## Begin

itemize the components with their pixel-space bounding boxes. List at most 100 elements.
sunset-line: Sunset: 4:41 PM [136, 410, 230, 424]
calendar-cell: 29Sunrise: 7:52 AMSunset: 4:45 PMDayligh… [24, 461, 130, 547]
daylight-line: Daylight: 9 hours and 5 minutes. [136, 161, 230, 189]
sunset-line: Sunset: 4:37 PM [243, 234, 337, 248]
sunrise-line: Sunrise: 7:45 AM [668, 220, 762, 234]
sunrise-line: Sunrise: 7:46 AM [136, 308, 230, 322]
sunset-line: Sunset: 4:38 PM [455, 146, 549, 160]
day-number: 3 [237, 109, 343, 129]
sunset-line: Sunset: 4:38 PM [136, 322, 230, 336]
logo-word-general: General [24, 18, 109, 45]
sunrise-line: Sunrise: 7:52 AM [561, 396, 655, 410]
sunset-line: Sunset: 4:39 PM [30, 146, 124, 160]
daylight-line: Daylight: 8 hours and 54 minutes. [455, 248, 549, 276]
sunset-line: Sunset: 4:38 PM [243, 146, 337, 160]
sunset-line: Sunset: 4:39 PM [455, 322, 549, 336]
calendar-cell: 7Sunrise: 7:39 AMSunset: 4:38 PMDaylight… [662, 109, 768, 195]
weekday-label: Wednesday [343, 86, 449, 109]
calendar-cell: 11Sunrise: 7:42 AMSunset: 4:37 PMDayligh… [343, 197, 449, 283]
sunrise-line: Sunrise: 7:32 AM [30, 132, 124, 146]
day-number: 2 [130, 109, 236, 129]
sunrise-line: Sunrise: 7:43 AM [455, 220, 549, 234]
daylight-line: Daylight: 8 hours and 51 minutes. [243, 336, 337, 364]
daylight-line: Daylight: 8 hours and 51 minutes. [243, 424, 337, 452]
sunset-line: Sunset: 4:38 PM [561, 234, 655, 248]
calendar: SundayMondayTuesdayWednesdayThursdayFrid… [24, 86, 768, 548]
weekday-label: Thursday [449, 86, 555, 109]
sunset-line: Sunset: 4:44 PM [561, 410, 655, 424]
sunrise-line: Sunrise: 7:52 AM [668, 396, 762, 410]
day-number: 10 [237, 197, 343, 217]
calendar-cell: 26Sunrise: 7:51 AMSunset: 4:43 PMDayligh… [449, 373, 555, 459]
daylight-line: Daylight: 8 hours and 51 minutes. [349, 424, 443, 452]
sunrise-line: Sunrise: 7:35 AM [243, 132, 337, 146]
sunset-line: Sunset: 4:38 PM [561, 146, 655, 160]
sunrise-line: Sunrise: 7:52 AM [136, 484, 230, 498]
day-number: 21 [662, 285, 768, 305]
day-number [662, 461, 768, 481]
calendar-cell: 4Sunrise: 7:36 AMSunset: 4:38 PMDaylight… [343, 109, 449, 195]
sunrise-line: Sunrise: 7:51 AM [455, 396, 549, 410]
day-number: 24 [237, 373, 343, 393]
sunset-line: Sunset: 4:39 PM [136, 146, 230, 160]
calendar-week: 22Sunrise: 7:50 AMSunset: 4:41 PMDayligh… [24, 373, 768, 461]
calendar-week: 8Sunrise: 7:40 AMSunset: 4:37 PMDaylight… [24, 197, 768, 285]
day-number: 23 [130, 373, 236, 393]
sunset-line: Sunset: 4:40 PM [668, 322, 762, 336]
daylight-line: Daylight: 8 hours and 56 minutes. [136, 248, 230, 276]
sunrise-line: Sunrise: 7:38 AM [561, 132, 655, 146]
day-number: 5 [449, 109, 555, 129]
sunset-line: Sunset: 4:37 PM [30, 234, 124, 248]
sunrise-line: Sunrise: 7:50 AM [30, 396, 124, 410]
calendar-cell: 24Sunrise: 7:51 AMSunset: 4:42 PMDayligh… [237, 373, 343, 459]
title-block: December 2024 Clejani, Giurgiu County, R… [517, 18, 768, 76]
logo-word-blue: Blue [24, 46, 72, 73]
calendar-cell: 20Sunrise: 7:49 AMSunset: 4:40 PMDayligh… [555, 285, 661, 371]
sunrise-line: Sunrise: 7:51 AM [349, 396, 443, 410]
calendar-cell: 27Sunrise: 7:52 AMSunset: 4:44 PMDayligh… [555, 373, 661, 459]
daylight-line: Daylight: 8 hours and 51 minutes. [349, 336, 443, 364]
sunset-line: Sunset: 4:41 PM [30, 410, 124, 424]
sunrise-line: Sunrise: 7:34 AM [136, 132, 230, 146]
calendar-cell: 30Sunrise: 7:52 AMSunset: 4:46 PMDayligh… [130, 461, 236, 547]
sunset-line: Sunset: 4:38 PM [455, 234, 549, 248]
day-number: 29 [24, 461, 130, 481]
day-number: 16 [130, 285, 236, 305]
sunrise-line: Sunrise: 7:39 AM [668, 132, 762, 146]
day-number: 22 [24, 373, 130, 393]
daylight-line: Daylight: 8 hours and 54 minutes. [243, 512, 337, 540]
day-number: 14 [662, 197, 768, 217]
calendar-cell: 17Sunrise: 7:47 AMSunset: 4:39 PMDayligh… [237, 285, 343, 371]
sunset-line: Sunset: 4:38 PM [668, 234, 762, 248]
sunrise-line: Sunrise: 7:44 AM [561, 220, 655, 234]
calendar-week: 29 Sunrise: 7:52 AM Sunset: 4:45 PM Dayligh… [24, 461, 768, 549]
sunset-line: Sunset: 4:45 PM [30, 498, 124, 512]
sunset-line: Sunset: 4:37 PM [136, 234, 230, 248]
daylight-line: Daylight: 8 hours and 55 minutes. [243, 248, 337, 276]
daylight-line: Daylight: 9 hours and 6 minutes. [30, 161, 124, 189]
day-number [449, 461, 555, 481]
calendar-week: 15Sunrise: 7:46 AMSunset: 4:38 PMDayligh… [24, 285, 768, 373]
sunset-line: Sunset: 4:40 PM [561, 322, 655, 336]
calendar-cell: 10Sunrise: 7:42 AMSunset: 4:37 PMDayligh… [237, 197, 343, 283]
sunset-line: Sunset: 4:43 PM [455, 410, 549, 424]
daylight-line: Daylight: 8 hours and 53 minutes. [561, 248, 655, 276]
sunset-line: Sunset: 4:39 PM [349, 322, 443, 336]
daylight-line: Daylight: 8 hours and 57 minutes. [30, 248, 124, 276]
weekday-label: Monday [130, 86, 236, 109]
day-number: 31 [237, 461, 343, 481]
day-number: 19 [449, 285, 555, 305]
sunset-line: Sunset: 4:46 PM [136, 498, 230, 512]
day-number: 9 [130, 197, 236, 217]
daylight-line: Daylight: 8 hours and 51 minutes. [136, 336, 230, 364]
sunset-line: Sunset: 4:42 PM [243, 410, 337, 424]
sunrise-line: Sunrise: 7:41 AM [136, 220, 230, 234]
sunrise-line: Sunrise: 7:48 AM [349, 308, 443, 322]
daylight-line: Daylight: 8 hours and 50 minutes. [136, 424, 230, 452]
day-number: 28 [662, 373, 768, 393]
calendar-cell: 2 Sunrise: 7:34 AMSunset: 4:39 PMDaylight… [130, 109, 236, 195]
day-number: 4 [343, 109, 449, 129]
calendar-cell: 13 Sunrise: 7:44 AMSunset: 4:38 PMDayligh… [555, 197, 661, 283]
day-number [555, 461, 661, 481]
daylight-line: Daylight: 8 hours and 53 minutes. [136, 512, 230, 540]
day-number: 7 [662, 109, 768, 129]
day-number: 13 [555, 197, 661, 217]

## End

**THE TASK:** Extract the rows from the first one through the row containing "calendar-cell: 29Sunrise: 7:52", both included, and copy them out word for word.

**COMPLETED EXERCISE:**
itemize the components with their pixel-space bounding boxes. List at most 100 elements.
sunset-line: Sunset: 4:41 PM [136, 410, 230, 424]
calendar-cell: 29Sunrise: 7:52 AMSunset: 4:45 PMDayligh… [24, 461, 130, 547]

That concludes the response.